Requirements.
Filter the listing and keep only the lines with the word "parasitic".

Entries supplied.
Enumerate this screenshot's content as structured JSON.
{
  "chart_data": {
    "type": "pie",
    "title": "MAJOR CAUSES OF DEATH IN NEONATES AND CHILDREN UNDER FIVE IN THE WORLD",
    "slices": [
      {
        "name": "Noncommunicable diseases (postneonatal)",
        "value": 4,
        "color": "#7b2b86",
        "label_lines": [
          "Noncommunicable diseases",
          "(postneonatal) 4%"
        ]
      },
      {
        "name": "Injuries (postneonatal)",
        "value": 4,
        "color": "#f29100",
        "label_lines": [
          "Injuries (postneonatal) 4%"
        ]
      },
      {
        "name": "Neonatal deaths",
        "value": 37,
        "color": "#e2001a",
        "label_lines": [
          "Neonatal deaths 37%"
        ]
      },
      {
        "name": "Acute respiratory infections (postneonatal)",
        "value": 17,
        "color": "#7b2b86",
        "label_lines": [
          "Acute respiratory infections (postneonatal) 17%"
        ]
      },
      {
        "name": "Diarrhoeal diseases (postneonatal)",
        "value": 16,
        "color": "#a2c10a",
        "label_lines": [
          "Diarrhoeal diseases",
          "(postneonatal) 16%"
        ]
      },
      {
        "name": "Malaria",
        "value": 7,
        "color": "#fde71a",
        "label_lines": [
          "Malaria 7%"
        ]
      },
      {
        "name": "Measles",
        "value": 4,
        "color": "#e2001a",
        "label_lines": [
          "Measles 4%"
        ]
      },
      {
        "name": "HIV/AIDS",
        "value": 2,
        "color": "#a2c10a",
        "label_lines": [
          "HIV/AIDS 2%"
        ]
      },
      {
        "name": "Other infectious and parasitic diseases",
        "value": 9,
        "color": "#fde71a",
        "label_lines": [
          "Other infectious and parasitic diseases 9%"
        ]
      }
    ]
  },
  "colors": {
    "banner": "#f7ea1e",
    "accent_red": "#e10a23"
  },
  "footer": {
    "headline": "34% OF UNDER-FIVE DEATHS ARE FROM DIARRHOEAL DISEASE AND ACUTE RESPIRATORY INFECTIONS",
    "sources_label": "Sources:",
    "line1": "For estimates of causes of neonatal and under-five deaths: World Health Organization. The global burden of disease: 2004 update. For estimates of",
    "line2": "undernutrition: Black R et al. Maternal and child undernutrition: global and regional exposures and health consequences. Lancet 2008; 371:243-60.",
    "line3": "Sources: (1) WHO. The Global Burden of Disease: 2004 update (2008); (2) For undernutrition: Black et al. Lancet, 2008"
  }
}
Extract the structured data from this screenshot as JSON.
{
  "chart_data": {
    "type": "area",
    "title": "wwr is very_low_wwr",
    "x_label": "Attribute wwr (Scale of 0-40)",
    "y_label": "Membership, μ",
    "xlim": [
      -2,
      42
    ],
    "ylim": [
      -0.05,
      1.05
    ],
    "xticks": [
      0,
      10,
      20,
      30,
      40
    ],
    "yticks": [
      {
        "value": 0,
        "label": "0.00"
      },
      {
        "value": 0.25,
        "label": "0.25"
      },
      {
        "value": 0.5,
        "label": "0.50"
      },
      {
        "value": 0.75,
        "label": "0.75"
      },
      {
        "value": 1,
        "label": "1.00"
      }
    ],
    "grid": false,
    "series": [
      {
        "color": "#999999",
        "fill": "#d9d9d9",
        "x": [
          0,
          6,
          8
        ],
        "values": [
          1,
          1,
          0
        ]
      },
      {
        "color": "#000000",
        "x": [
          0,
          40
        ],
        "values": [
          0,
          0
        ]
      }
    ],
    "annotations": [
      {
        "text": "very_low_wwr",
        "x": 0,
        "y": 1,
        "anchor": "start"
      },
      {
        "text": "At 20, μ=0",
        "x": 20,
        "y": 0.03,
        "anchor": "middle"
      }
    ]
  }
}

Written answer.
        "name": "Other infectious and parasitic diseases",
          "Other infectious and parasitic diseases 9%"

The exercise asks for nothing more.